Which lines hold the word "Large"? Copy each one.

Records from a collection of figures
◆ ◆ ◆ ◆
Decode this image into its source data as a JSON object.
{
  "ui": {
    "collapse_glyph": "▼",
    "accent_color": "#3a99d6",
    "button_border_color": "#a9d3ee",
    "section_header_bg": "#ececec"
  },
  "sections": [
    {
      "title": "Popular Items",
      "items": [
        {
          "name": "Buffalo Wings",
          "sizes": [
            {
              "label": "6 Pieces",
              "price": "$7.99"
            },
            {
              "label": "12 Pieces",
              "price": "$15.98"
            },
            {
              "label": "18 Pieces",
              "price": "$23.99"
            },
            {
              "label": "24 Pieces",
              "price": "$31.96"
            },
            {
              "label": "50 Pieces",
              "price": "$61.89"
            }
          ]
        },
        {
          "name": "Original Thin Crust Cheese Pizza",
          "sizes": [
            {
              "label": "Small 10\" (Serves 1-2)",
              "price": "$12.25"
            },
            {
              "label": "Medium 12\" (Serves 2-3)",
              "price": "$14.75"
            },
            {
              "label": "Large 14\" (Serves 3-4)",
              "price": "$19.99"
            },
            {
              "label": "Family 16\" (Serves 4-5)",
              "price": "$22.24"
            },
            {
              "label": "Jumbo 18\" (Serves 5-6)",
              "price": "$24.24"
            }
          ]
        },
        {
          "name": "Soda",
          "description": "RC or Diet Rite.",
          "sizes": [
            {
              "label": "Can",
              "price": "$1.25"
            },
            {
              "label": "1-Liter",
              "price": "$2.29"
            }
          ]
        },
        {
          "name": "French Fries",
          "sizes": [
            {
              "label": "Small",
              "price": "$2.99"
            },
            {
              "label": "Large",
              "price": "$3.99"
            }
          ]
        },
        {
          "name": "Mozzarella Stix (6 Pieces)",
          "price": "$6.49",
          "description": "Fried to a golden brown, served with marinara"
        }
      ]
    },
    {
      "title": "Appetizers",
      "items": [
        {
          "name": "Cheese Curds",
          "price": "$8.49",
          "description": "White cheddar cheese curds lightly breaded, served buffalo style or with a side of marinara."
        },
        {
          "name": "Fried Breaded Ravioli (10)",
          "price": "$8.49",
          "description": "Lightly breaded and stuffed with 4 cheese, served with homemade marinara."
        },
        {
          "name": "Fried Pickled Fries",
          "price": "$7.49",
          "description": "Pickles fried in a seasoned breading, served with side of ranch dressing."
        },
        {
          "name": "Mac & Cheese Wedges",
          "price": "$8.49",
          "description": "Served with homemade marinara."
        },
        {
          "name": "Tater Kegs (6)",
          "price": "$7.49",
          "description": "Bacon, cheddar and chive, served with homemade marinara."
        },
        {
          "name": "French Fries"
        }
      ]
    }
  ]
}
◆ ◆ ◆ ◆
* **EXERCISE OUTPUT**
              "label": "Large 14\" (Serves 3-4)",
              "label": "Large",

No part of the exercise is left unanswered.